* [What is needed]
Extract and list every line that contains the word "title".

* [Stored data]

····················

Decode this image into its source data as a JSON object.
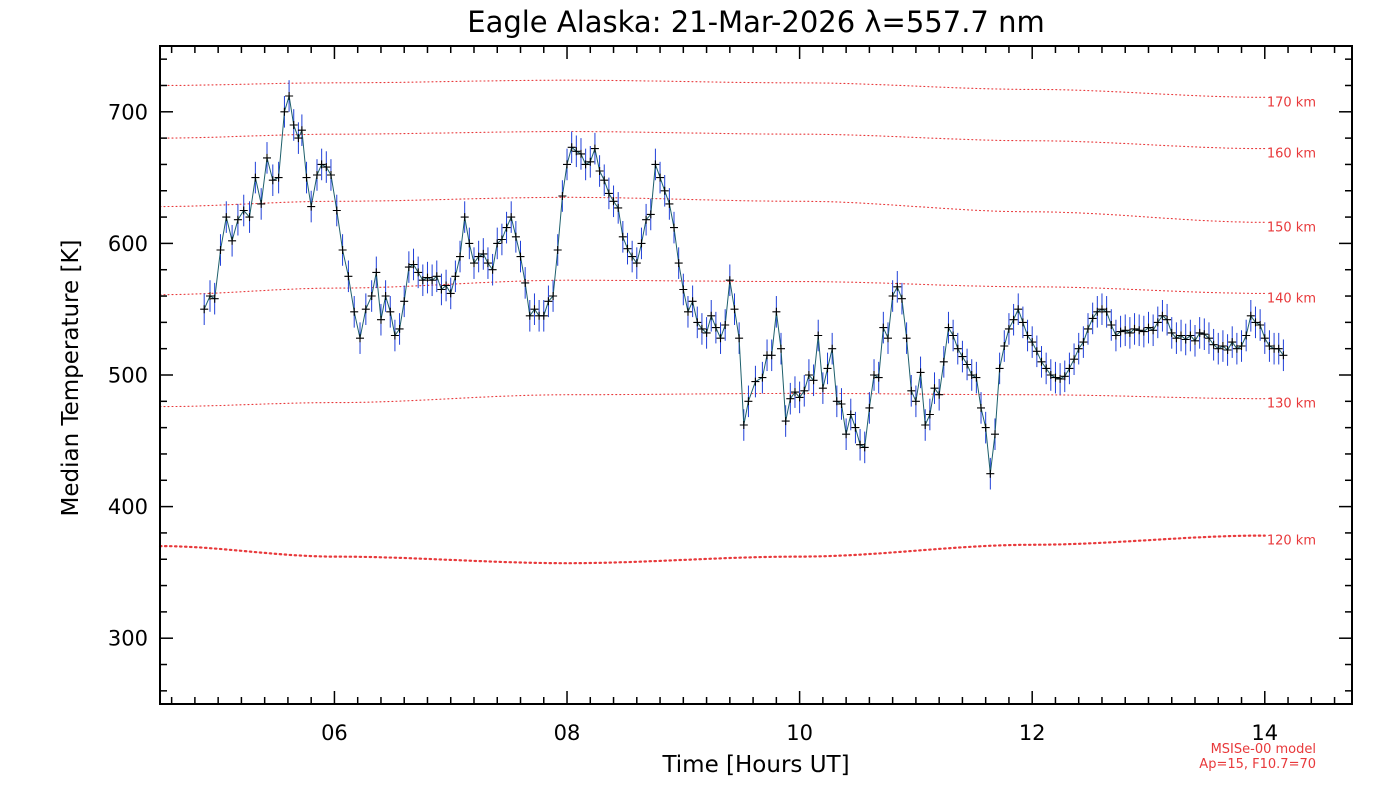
{
  "chart_data": {
    "type": "line",
    "title": "Eagle Alaska: 21-Mar-2026 λ=557.7 nm",
    "xlabel": "Time [Hours UT]",
    "ylabel": "Median Temperature [K]",
    "xlim": [
      4.5,
      14.75
    ],
    "ylim": [
      250,
      750
    ],
    "x_tick_values": [
      6,
      8,
      10,
      12,
      14
    ],
    "x_tick_labels": [
      "06",
      "08",
      "10",
      "12",
      "14"
    ],
    "y_tick_values": [
      300,
      400,
      500,
      600,
      700
    ],
    "y_tick_labels": [
      "300",
      "400",
      "500",
      "600",
      "700"
    ],
    "grid": false,
    "series": [
      {
        "color": "#1f3fd8",
        "marker": "+",
        "error_bar_k": 12,
        "points": [
          [
            4.88,
            550
          ],
          [
            4.93,
            560
          ],
          [
            4.97,
            558
          ],
          [
            5.02,
            595
          ],
          [
            5.07,
            620
          ],
          [
            5.12,
            602
          ],
          [
            5.17,
            618
          ],
          [
            5.22,
            625
          ],
          [
            5.27,
            620
          ],
          [
            5.32,
            650
          ],
          [
            5.37,
            630
          ],
          [
            5.42,
            665
          ],
          [
            5.47,
            648
          ],
          [
            5.52,
            650
          ],
          [
            5.57,
            700
          ],
          [
            5.61,
            712
          ],
          [
            5.65,
            690
          ],
          [
            5.69,
            680
          ],
          [
            5.72,
            686
          ],
          [
            5.76,
            650
          ],
          [
            5.8,
            628
          ],
          [
            5.85,
            652
          ],
          [
            5.89,
            660
          ],
          [
            5.93,
            658
          ],
          [
            5.97,
            652
          ],
          [
            6.02,
            625
          ],
          [
            6.07,
            595
          ],
          [
            6.12,
            575
          ],
          [
            6.17,
            548
          ],
          [
            6.22,
            528
          ],
          [
            6.27,
            550
          ],
          [
            6.32,
            560
          ],
          [
            6.36,
            578
          ],
          [
            6.4,
            542
          ],
          [
            6.44,
            560
          ],
          [
            6.48,
            548
          ],
          [
            6.52,
            530
          ],
          [
            6.56,
            535
          ],
          [
            6.6,
            556
          ],
          [
            6.64,
            582
          ],
          [
            6.68,
            584
          ],
          [
            6.72,
            578
          ],
          [
            6.76,
            572
          ],
          [
            6.8,
            574
          ],
          [
            6.84,
            572
          ],
          [
            6.88,
            575
          ],
          [
            6.92,
            565
          ],
          [
            6.96,
            568
          ],
          [
            7.0,
            562
          ],
          [
            7.04,
            575
          ],
          [
            7.08,
            590
          ],
          [
            7.12,
            620
          ],
          [
            7.16,
            600
          ],
          [
            7.2,
            585
          ],
          [
            7.24,
            590
          ],
          [
            7.28,
            592
          ],
          [
            7.32,
            585
          ],
          [
            7.36,
            580
          ],
          [
            7.4,
            600
          ],
          [
            7.44,
            603
          ],
          [
            7.48,
            612
          ],
          [
            7.52,
            620
          ],
          [
            7.56,
            605
          ],
          [
            7.6,
            590
          ],
          [
            7.64,
            570
          ],
          [
            7.68,
            545
          ],
          [
            7.72,
            550
          ],
          [
            7.76,
            545
          ],
          [
            7.8,
            545
          ],
          [
            7.84,
            556
          ],
          [
            7.88,
            560
          ],
          [
            7.92,
            595
          ],
          [
            7.96,
            636
          ],
          [
            8.0,
            660
          ],
          [
            8.04,
            673
          ],
          [
            8.08,
            670
          ],
          [
            8.12,
            668
          ],
          [
            8.16,
            660
          ],
          [
            8.2,
            662
          ],
          [
            8.24,
            672
          ],
          [
            8.28,
            655
          ],
          [
            8.32,
            648
          ],
          [
            8.36,
            638
          ],
          [
            8.4,
            632
          ],
          [
            8.44,
            627
          ],
          [
            8.48,
            605
          ],
          [
            8.52,
            596
          ],
          [
            8.56,
            590
          ],
          [
            8.6,
            585
          ],
          [
            8.64,
            600
          ],
          [
            8.68,
            618
          ],
          [
            8.72,
            622
          ],
          [
            8.76,
            660
          ],
          [
            8.8,
            650
          ],
          [
            8.84,
            640
          ],
          [
            8.88,
            630
          ],
          [
            8.92,
            612
          ],
          [
            8.96,
            585
          ],
          [
            9.0,
            565
          ],
          [
            9.04,
            548
          ],
          [
            9.08,
            556
          ],
          [
            9.12,
            540
          ],
          [
            9.16,
            535
          ],
          [
            9.2,
            532
          ],
          [
            9.24,
            545
          ],
          [
            9.28,
            536
          ],
          [
            9.32,
            528
          ],
          [
            9.36,
            538
          ],
          [
            9.4,
            572
          ],
          [
            9.44,
            550
          ],
          [
            9.48,
            528
          ],
          [
            9.52,
            462
          ],
          [
            9.56,
            480
          ],
          [
            9.62,
            495
          ],
          [
            9.68,
            498
          ],
          [
            9.72,
            515
          ],
          [
            9.76,
            515
          ],
          [
            9.8,
            548
          ],
          [
            9.84,
            520
          ],
          [
            9.88,
            465
          ],
          [
            9.92,
            482
          ],
          [
            9.96,
            487
          ],
          [
            10.0,
            483
          ],
          [
            10.04,
            488
          ],
          [
            10.08,
            500
          ],
          [
            10.12,
            496
          ],
          [
            10.16,
            530
          ],
          [
            10.2,
            490
          ],
          [
            10.24,
            505
          ],
          [
            10.28,
            520
          ],
          [
            10.32,
            480
          ],
          [
            10.36,
            478
          ],
          [
            10.4,
            455
          ],
          [
            10.44,
            470
          ],
          [
            10.48,
            460
          ],
          [
            10.52,
            447
          ],
          [
            10.56,
            445
          ],
          [
            10.6,
            475
          ],
          [
            10.64,
            500
          ],
          [
            10.68,
            498
          ],
          [
            10.72,
            536
          ],
          [
            10.76,
            528
          ],
          [
            10.8,
            560
          ],
          [
            10.84,
            567
          ],
          [
            10.88,
            558
          ],
          [
            10.92,
            528
          ],
          [
            10.96,
            488
          ],
          [
            11.0,
            480
          ],
          [
            11.04,
            502
          ],
          [
            11.08,
            462
          ],
          [
            11.12,
            470
          ],
          [
            11.16,
            490
          ],
          [
            11.2,
            485
          ],
          [
            11.24,
            510
          ],
          [
            11.28,
            536
          ],
          [
            11.32,
            530
          ],
          [
            11.36,
            520
          ],
          [
            11.4,
            514
          ],
          [
            11.44,
            508
          ],
          [
            11.48,
            500
          ],
          [
            11.52,
            498
          ],
          [
            11.56,
            475
          ],
          [
            11.6,
            460
          ],
          [
            11.64,
            425
          ],
          [
            11.68,
            455
          ],
          [
            11.72,
            505
          ],
          [
            11.76,
            522
          ],
          [
            11.8,
            535
          ],
          [
            11.84,
            542
          ],
          [
            11.88,
            550
          ],
          [
            11.92,
            540
          ],
          [
            11.96,
            530
          ],
          [
            12.0,
            525
          ],
          [
            12.04,
            518
          ],
          [
            12.08,
            510
          ],
          [
            12.12,
            505
          ],
          [
            12.16,
            500
          ],
          [
            12.2,
            498
          ],
          [
            12.24,
            497
          ],
          [
            12.28,
            499
          ],
          [
            12.32,
            505
          ],
          [
            12.36,
            512
          ],
          [
            12.4,
            520
          ],
          [
            12.44,
            525
          ],
          [
            12.48,
            535
          ],
          [
            12.52,
            543
          ],
          [
            12.56,
            548
          ],
          [
            12.6,
            550
          ],
          [
            12.64,
            548
          ],
          [
            12.68,
            538
          ],
          [
            12.72,
            530
          ],
          [
            12.76,
            533
          ],
          [
            12.8,
            534
          ],
          [
            12.84,
            532
          ],
          [
            12.88,
            535
          ],
          [
            12.92,
            534
          ],
          [
            12.96,
            533
          ],
          [
            13.0,
            536
          ],
          [
            13.04,
            534
          ],
          [
            13.08,
            540
          ],
          [
            13.12,
            545
          ],
          [
            13.16,
            542
          ],
          [
            13.2,
            532
          ],
          [
            13.24,
            528
          ],
          [
            13.28,
            530
          ],
          [
            13.32,
            527
          ],
          [
            13.36,
            530
          ],
          [
            13.4,
            526
          ],
          [
            13.44,
            532
          ],
          [
            13.48,
            531
          ],
          [
            13.52,
            528
          ],
          [
            13.56,
            523
          ],
          [
            13.6,
            520
          ],
          [
            13.64,
            522
          ],
          [
            13.68,
            519
          ],
          [
            13.72,
            525
          ],
          [
            13.76,
            520
          ],
          [
            13.8,
            522
          ],
          [
            13.84,
            530
          ],
          [
            13.88,
            545
          ],
          [
            13.92,
            540
          ],
          [
            13.96,
            538
          ],
          [
            14.0,
            528
          ],
          [
            14.04,
            522
          ],
          [
            14.08,
            520
          ],
          [
            14.12,
            520
          ],
          [
            14.16,
            515
          ]
        ]
      }
    ],
    "model_curves": {
      "color": "#e8393b",
      "curves": [
        {
          "label": "170 km",
          "x": [
            4.5,
            6,
            8,
            10,
            12,
            14
          ],
          "y": [
            720,
            722,
            724,
            722,
            717,
            711
          ]
        },
        {
          "label": "160 km",
          "x": [
            4.5,
            6,
            8,
            10,
            12,
            14
          ],
          "y": [
            680,
            683,
            685,
            683,
            678,
            672
          ]
        },
        {
          "label": "150 km",
          "x": [
            4.5,
            6,
            8,
            10,
            12,
            14
          ],
          "y": [
            628,
            632,
            635,
            632,
            624,
            616
          ]
        },
        {
          "label": "140 km",
          "x": [
            4.5,
            6,
            8,
            10,
            12,
            14
          ],
          "y": [
            561,
            566,
            572,
            571,
            567,
            562
          ]
        },
        {
          "label": "130 km",
          "x": [
            4.5,
            6,
            8,
            10,
            12,
            14
          ],
          "y": [
            476,
            479,
            485,
            486,
            485,
            482
          ]
        },
        {
          "label": "120 km",
          "x": [
            4.5,
            6,
            8,
            10,
            12,
            14
          ],
          "y": [
            370,
            362,
            357,
            362,
            371,
            378
          ]
        }
      ]
    },
    "model_note": [
      "MSISe-00 model",
      "Ap=15, F10.7=70"
    ]
  }
}
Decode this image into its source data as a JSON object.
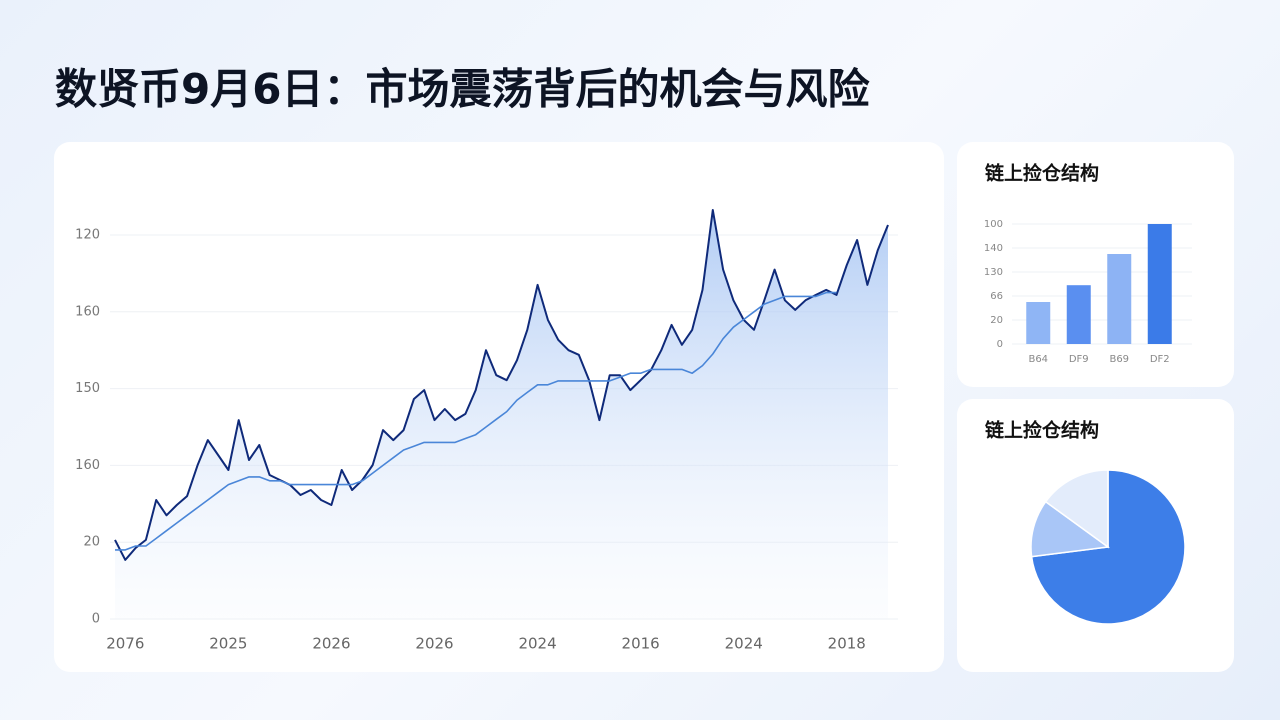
{
  "title": "数贤币9月6日：市场震荡背后的机会与风险",
  "chart_data": [
    {
      "type": "line",
      "categories": [
        null,
        "2076",
        null,
        null,
        null,
        null,
        null,
        null,
        null,
        null,
        null,
        "2025",
        null,
        null,
        null,
        null,
        null,
        null,
        null,
        null,
        null,
        "2026",
        null,
        null,
        null,
        null,
        null,
        null,
        null,
        null,
        null,
        "2026",
        null,
        null,
        null,
        null,
        null,
        null,
        null,
        null,
        null,
        "2024",
        null,
        null,
        null,
        null,
        null,
        null,
        null,
        null,
        null,
        "2016",
        null,
        null,
        null,
        null,
        null,
        null,
        null,
        null,
        null,
        "2024",
        null,
        null,
        null,
        null,
        null,
        null,
        null,
        null,
        null,
        "2018",
        null,
        null,
        null,
        null
      ],
      "series": [
        {
          "color": "#0f2a7a",
          "values": [
            20.6,
            15.4,
            18.5,
            20.6,
            31,
            27,
            29.7,
            32,
            40,
            46.6,
            42.7,
            38.8,
            51.8,
            41.4,
            45.3,
            37.5,
            36.2,
            34.9,
            32.3,
            33.6,
            31,
            29.7,
            38.8,
            33.6,
            36.2,
            40.1,
            49.2,
            46.6,
            49.2,
            57.3,
            59.6,
            51.8,
            54.7,
            51.8,
            53.4,
            59.6,
            70,
            63.5,
            62.2,
            67.4,
            75.3,
            87,
            77.9,
            72.7,
            70,
            68.8,
            62.2,
            51.8,
            63.5,
            63.5,
            59.6,
            62.2,
            64.8,
            70,
            76.6,
            71.4,
            75.3,
            85.7,
            106.5,
            91,
            83,
            77.9,
            75.3,
            83,
            91,
            83,
            80.5,
            83,
            84.4,
            85.7,
            84.4,
            92.2,
            98.7,
            87,
            96,
            102.6
          ]
        },
        {
          "color": "#4a86d8",
          "values": [
            18,
            18,
            19,
            19,
            21,
            23,
            25,
            27,
            29,
            31,
            33,
            35,
            36,
            37,
            37,
            36,
            36,
            35,
            35,
            35,
            35,
            35,
            35,
            35,
            36,
            38,
            40,
            42,
            44,
            45,
            46,
            46,
            46,
            46,
            47,
            48,
            50,
            52,
            54,
            57,
            59,
            61,
            61,
            62,
            62,
            62,
            62,
            62,
            62,
            63,
            64,
            64,
            65,
            65,
            65,
            65,
            64,
            66,
            69,
            73,
            76,
            78,
            80,
            82,
            83,
            84,
            84,
            84,
            84,
            85,
            85,
            null,
            null,
            null,
            null,
            null
          ]
        }
      ],
      "ylim": [
        0,
        100
      ],
      "yticks": [
        0,
        20,
        {
          "value": 40,
          "label": "160"
        },
        {
          "value": 60,
          "label": "150"
        },
        {
          "value": 80,
          "label": "160"
        },
        {
          "value": 100,
          "label": "120"
        }
      ],
      "grid": true
    },
    {
      "type": "bar",
      "title": "链上捡仓结构",
      "categories": [
        "B64",
        "DF9",
        "B69",
        "DF2"
      ],
      "values": [
        35,
        49,
        75,
        100
      ],
      "colors": [
        "#8fb5f5",
        "#5a8ff0",
        "#8db3f4",
        "#3b7be8"
      ],
      "ylim": [
        0,
        100
      ],
      "yticks": [
        0,
        20,
        {
          "value": 40,
          "label": "66"
        },
        {
          "value": 60,
          "label": "130"
        },
        {
          "value": 80,
          "label": "140"
        },
        100
      ],
      "grid": true
    },
    {
      "type": "pie",
      "title": "链上捡仓结构",
      "values": [
        73,
        12,
        15
      ],
      "colors": [
        "#3d7ee8",
        "#a9c6f7",
        "#e3ecfb"
      ]
    }
  ]
}
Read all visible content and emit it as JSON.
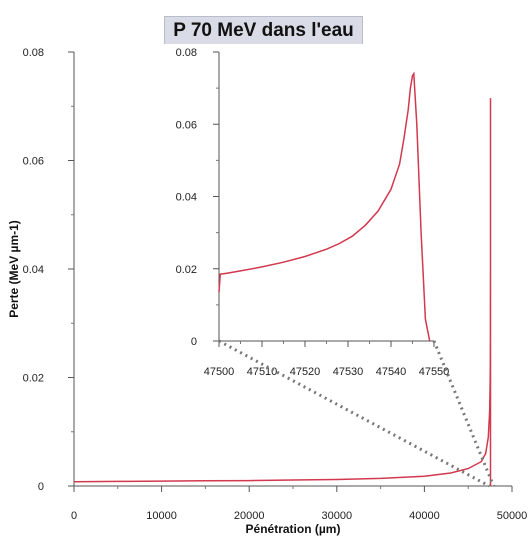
{
  "chart_data": [
    {
      "type": "line",
      "title": "P 70 MeV dans l'eau",
      "xlabel": "Pénétration (µm)",
      "ylabel": "Perte (MeV µm-1)",
      "xlim": [
        0,
        50000
      ],
      "ylim": [
        0,
        0.08
      ],
      "x_ticks": [
        0,
        10000,
        20000,
        30000,
        40000,
        50000
      ],
      "y_ticks": [
        0,
        0.02,
        0.04,
        0.06,
        0.08
      ],
      "grid": false,
      "series": [
        {
          "color": "#d2384e",
          "x": [
            0,
            5000,
            10000,
            15000,
            20000,
            25000,
            30000,
            35000,
            40000,
            43000,
            45000,
            46500,
            47000,
            47300,
            47450,
            47500,
            47520,
            47530,
            47535,
            47540,
            47545,
            47548,
            47550
          ],
          "y": [
            0.0008,
            0.00085,
            0.0009,
            0.00095,
            0.001,
            0.0011,
            0.0012,
            0.0014,
            0.0018,
            0.0024,
            0.0032,
            0.0045,
            0.006,
            0.009,
            0.014,
            0.0185,
            0.022,
            0.027,
            0.032,
            0.04,
            0.0715,
            0.0715,
            0.0
          ]
        }
      ]
    },
    {
      "type": "line",
      "xlim": [
        47500,
        47550
      ],
      "ylim": [
        0,
        0.08
      ],
      "x_ticks": [
        47500,
        47510,
        47520,
        47530,
        47540,
        47550
      ],
      "y_ticks": [
        0,
        0.02,
        0.04,
        0.06,
        0.08
      ],
      "grid": false,
      "series": [
        {
          "color": "#d2384e",
          "x": [
            47500,
            47500.3,
            47502,
            47505,
            47510,
            47515,
            47520,
            47525,
            47528,
            47531,
            47534,
            47537,
            47540,
            47542,
            47543,
            47544,
            47544.5,
            47545,
            47545.3,
            47546,
            47547,
            47548,
            47549
          ],
          "y": [
            0.0135,
            0.0185,
            0.0188,
            0.0194,
            0.0205,
            0.0218,
            0.0234,
            0.0254,
            0.027,
            0.029,
            0.032,
            0.036,
            0.042,
            0.049,
            0.056,
            0.064,
            0.07,
            0.0735,
            0.074,
            0.06,
            0.03,
            0.006,
            0.0
          ]
        }
      ]
    }
  ]
}
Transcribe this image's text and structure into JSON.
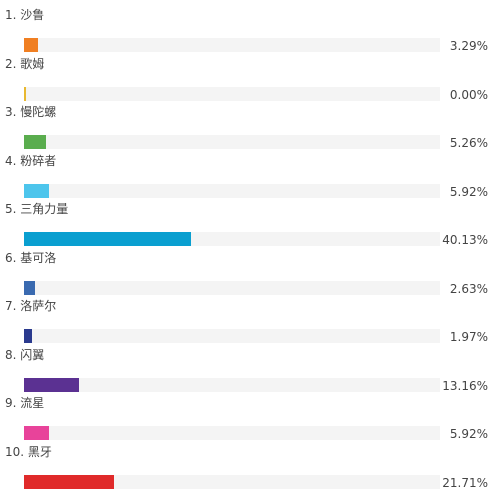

····················

* [Response to this exercise]
    "title": "Eagle Alaska: 21-Mar-2026 λ=557.7 nm",
  "title": "数贤币9月6日：市场震荡背后的机会与风险",
      "title": "链上捡仓结构",
      "title": "链上捡仓结构",
      "title": "P 70 MeV dans l'eau",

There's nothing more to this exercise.